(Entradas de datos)
────────────────────────────────────────

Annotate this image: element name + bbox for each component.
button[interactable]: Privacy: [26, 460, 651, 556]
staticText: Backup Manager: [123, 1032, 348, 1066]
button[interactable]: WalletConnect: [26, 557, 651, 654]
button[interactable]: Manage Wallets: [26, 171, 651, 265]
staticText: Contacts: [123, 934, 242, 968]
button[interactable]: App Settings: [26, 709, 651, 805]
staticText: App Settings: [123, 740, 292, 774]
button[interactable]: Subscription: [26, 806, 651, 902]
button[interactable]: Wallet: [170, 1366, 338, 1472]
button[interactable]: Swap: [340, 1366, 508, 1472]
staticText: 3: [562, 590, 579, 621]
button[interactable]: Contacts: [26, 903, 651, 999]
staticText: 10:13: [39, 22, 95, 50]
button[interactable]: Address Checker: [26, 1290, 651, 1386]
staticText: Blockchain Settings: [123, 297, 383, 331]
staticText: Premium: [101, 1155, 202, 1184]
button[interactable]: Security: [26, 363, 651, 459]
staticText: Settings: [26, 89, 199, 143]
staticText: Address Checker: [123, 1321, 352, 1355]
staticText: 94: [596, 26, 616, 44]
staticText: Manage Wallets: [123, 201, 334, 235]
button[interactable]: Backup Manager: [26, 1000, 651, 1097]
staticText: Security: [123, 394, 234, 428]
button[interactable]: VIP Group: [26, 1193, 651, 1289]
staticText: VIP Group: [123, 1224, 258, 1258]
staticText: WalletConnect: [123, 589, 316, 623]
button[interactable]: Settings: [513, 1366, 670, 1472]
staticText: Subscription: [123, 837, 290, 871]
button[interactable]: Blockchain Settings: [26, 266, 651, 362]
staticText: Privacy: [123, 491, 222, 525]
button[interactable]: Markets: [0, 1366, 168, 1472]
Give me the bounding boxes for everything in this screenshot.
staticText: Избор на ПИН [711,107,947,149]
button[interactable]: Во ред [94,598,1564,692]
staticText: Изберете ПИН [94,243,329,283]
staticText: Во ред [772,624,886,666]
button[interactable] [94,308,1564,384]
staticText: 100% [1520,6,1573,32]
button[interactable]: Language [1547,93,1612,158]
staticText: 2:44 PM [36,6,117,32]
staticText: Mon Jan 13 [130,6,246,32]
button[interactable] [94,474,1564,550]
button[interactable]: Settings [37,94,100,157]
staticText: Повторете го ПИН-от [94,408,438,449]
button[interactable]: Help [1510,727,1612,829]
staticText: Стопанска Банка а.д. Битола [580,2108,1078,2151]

────────────────────────────────────────

Imprime sin ningún cambio las líneas de los registros que van desde el comienzo hasta la línea que contiene "button[interactable]: Swap: [340, 1366, 508, 1472]", ambas incluidas.

Annotate this image: element name + bbox for each component.
button[interactable]: Privacy: [26, 460, 651, 556]
staticText: Backup Manager: [123, 1032, 348, 1066]
button[interactable]: WalletConnect: [26, 557, 651, 654]
button[interactable]: Manage Wallets: [26, 171, 651, 265]
staticText: Contacts: [123, 934, 242, 968]
button[interactable]: App Settings: [26, 709, 651, 805]
staticText: App Settings: [123, 740, 292, 774]
button[interactable]: Subscription: [26, 806, 651, 902]
button[interactable]: Wallet: [170, 1366, 338, 1472]
button[interactable]: Swap: [340, 1366, 508, 1472]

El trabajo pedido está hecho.